## DIRECTIONS FOR THIS TASK
Change "Year" to "Calendar Year" in the material, from the first line up to and including the line with "x-tick-label: 1940: [404, 244, 426, 256]", and give those lines again with nothing else altered.

>> Start

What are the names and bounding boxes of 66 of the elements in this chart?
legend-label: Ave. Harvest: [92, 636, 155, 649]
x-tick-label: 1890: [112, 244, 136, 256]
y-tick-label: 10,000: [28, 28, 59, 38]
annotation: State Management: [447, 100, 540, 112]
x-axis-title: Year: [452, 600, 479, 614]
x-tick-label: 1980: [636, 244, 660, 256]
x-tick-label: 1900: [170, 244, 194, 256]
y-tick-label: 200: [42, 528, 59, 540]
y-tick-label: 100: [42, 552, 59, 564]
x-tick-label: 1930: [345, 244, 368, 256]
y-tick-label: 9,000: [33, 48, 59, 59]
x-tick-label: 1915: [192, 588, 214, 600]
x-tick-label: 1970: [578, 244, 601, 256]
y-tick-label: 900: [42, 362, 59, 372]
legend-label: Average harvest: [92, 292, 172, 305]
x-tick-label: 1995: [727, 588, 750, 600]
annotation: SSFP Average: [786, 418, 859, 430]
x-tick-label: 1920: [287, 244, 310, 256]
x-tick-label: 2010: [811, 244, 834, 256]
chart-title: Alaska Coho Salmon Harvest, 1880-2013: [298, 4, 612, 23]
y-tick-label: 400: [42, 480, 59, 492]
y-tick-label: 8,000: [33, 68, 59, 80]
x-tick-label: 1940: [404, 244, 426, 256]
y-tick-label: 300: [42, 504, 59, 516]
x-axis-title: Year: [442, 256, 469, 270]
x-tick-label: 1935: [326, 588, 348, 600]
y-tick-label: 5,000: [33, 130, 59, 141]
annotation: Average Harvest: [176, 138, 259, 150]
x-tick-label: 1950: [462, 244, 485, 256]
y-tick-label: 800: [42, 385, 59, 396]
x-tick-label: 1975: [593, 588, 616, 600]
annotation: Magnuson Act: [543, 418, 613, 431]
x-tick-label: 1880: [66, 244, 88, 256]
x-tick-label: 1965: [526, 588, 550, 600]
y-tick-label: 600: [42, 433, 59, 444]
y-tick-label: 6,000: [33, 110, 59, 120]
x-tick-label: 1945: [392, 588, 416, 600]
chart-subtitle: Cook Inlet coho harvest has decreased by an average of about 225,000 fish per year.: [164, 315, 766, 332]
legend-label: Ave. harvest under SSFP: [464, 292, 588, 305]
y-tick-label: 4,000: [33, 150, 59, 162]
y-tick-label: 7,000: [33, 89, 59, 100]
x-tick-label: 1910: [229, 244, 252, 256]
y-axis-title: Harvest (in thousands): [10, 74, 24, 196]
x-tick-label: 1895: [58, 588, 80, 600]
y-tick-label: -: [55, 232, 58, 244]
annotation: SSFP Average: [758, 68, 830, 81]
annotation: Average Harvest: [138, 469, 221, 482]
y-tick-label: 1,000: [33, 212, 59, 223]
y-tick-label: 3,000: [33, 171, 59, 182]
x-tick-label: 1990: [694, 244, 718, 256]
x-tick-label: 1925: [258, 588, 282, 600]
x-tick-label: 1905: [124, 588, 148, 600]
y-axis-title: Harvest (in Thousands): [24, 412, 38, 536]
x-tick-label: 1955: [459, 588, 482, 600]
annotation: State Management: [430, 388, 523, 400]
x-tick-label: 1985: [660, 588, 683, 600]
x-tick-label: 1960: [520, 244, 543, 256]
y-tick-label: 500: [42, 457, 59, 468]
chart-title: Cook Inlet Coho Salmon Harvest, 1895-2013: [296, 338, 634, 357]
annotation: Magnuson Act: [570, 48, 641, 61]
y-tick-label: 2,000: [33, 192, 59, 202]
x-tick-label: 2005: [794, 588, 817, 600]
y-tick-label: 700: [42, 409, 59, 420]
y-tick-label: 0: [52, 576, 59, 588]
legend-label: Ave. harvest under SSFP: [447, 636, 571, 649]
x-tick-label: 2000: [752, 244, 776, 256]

>> End

## EXERCISE OUTPUT
What are the names and bounding boxes of 66 of the elements in this chart?
legend-label: Ave. Harvest: [92, 636, 155, 649]
x-tick-label: 1890: [112, 244, 136, 256]
y-tick-label: 10,000: [28, 28, 59, 38]
annotation: State Management: [447, 100, 540, 112]
x-axis-title: Calendar Year: [452, 600, 479, 614]
x-tick-label: 1980: [636, 244, 660, 256]
x-tick-label: 1900: [170, 244, 194, 256]
y-tick-label: 200: [42, 528, 59, 540]
y-tick-label: 100: [42, 552, 59, 564]
x-tick-label: 1930: [345, 244, 368, 256]
y-tick-label: 9,000: [33, 48, 59, 59]
x-tick-label: 1915: [192, 588, 214, 600]
x-tick-label: 1970: [578, 244, 601, 256]
y-tick-label: 900: [42, 362, 59, 372]
legend-label: Average harvest: [92, 292, 172, 305]
x-tick-label: 1995: [727, 588, 750, 600]
annotation: SSFP Average: [786, 418, 859, 430]
x-tick-label: 1920: [287, 244, 310, 256]
x-tick-label: 2010: [811, 244, 834, 256]
chart-title: Alaska Coho Salmon Harvest, 1880-2013: [298, 4, 612, 23]
y-tick-label: 400: [42, 480, 59, 492]
y-tick-label: 8,000: [33, 68, 59, 80]
x-tick-label: 1940: [404, 244, 426, 256]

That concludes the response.